» **Aim of the task**: Check every line below for the word "humain" and show those that hold it.

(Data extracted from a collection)
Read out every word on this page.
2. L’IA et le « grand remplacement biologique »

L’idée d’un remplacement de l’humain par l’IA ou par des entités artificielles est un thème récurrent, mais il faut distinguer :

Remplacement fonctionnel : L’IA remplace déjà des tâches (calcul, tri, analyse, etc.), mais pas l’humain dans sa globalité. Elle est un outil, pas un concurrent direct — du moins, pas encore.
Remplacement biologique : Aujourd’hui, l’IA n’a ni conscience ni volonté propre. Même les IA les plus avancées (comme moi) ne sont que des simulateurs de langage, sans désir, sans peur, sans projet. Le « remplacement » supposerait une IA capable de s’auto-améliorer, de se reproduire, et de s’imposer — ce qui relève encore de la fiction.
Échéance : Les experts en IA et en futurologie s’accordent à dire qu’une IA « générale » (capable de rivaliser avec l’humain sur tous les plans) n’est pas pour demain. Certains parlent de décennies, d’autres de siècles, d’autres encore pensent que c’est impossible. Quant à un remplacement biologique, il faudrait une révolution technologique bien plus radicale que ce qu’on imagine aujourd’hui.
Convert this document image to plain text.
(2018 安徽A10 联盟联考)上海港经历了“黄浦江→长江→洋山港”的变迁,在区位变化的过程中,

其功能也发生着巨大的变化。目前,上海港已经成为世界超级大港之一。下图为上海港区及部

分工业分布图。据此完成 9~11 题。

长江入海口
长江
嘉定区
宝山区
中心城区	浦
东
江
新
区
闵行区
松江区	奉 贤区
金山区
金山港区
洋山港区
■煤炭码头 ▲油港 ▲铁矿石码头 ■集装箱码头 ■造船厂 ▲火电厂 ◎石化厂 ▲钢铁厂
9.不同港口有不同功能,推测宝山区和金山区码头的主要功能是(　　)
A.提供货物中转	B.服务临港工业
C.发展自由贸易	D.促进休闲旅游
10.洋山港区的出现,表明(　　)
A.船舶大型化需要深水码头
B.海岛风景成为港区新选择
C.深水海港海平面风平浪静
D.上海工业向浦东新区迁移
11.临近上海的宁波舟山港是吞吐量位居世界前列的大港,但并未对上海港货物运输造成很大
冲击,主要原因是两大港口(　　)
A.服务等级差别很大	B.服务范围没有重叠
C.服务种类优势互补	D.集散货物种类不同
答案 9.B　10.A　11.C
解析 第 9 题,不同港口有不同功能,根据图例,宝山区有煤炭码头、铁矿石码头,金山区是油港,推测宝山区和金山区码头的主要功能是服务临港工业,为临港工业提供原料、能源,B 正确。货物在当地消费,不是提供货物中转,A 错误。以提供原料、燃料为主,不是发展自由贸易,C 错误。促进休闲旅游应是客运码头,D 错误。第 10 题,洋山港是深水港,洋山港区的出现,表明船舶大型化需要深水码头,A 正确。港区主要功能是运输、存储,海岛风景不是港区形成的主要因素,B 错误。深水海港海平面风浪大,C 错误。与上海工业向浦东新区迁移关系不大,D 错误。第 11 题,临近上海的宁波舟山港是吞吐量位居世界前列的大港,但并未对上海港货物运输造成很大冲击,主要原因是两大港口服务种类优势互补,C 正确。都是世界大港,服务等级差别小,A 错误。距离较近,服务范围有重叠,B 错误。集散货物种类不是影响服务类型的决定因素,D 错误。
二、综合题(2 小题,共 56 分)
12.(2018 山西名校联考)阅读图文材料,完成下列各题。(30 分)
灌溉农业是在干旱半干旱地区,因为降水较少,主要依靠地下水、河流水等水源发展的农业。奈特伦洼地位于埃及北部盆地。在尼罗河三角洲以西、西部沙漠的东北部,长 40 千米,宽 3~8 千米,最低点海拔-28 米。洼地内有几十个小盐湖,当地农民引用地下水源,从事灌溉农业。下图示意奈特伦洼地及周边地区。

» **Response below**:
L’idée d’un remplacement de l’humain par l’IA ou par des entités artificielles est un thème récurrent, mais il faut distinguer :
Remplacement fonctionnel : L’IA remplace déjà des tâches (calcul, tri, analyse, etc.), mais pas l’humain dans sa globalité. Elle est un outil, pas un concurrent direct — du moins, pas encore.
Échéance : Les experts en IA et en futurologie s’accordent à dire qu’une IA « générale » (capable de rivaliser avec l’humain sur tous les plans) n’est pas pour demain. Certains parlent de décennies, d’autres de siècles, d’autres encore pensent que c’est impossible. Quant à un remplacement biologique, il faudrait une révolution technologique bien plus radicale que ce qu’on imagine aujourd’hui.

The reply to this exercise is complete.